Trecho fornecido ::
● ● ● ● ● ● ●

Título: Risco real
Autor: Míriam Leitao
Fonte: O Globo, 06/11/2005, Economia, p. 34

No mês passado o Banco Central comprou mais de US$3 bilhões para aumentar as reservas cambiais. Fala-se que o Tesouro fará nova emissão. Em lançamentos recentes, aumentou a proteção cambial para o ano que vem. Dificilmente as turbulências de 2006 serão piores do que as de 2002, mas não será uma eleição tranqüila. O risco real do ano que vem não é econômico, é político.

O Tesouro acha que hoje uma das coisas mais fáceis é se financiar no mercado internacional. Mesmo assim, o secretário Joaquim Levy inicia esta semana um road show que o levará a três continentes. Recentemente ele fez visitas às agências de risco para dar elementos ao movimento, já iniciado, de melhoria da classificação de risco-país. O pagamento antecipado ao FMI e ao Clube de Paris faz parte do processo de fortalecimento do país para o ano que vem.

● ● ● ● ● ● ●

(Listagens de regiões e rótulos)
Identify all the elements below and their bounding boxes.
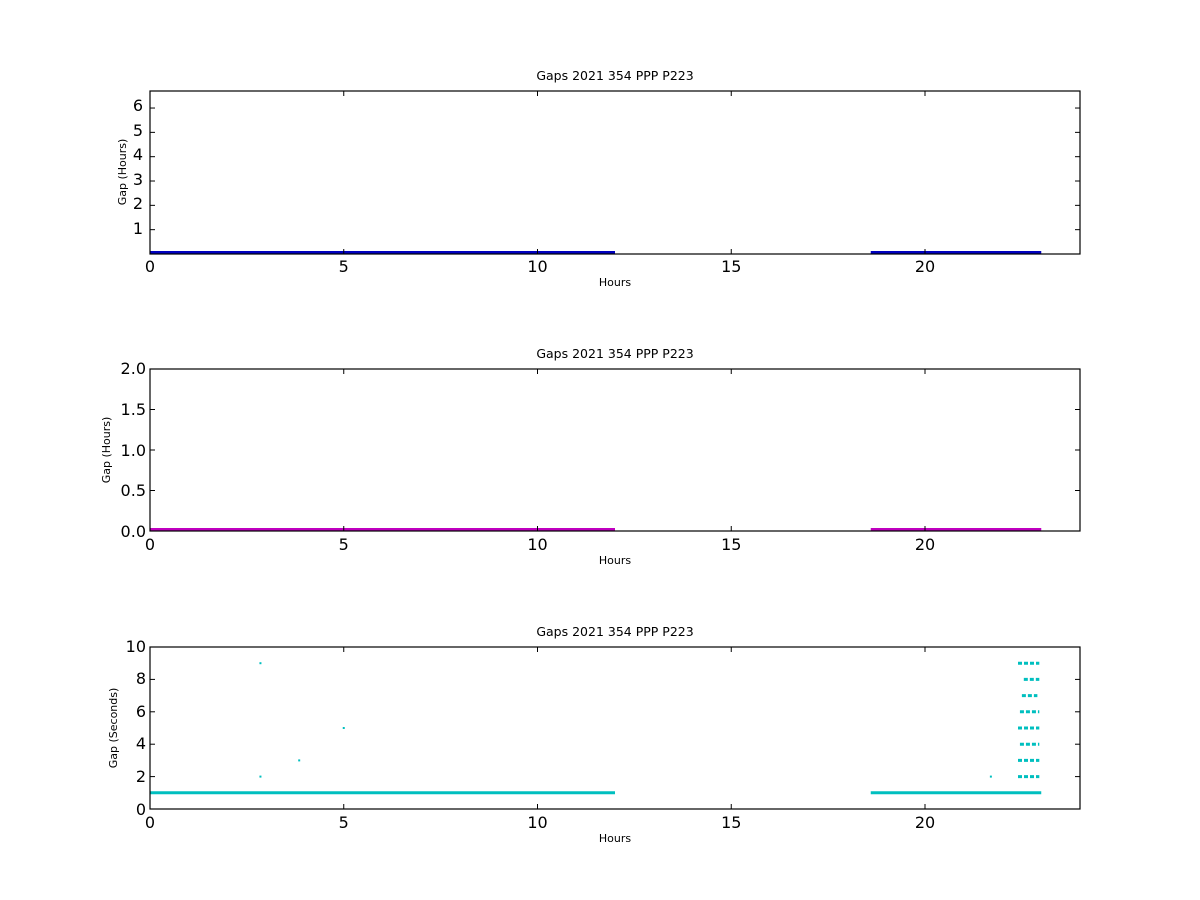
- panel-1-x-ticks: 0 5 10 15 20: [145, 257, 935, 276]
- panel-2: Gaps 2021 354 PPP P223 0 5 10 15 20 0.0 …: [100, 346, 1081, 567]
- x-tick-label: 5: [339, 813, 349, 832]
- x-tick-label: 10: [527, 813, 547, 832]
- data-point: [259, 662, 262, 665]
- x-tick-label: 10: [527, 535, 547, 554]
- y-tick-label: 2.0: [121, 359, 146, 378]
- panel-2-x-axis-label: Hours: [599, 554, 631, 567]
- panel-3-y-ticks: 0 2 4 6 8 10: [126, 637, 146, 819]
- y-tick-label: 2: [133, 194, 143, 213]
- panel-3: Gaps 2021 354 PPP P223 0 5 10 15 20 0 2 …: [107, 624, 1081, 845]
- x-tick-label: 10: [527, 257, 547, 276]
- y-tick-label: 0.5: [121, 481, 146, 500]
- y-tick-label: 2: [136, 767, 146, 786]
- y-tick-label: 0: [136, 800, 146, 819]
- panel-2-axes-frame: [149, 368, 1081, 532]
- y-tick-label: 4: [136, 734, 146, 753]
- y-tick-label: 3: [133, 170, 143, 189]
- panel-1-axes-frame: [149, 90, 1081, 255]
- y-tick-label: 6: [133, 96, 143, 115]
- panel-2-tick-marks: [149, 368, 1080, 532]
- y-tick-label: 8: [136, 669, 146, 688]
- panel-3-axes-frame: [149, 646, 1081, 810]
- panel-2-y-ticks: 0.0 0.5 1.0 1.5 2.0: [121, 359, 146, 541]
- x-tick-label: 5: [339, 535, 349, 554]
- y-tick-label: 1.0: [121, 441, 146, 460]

● ● ● ● ● ● ●

Enunciado :: Reproduza, sem alterações, a parte do texto "Risco real" que vai de "Título: Risco real" até "econômico, é político.", inclusive.

Resultado do exercício ::
Título: Risco real
Autor: Míriam Leitao
Fonte: O Globo, 06/11/2005, Economia, p. 34

No mês passado o Banco Central comprou mais de US$3 bilhões para aumentar as reservas cambiais. Fala-se que o Tesouro fará nova emissão. Em lançamentos recentes, aumentou a proteção cambial para o ano que vem. Dificilmente as turbulências de 2006 serão piores do que as de 2002, mas não será uma eleição tranqüila. O risco real do ano que vem não é econômico, é político.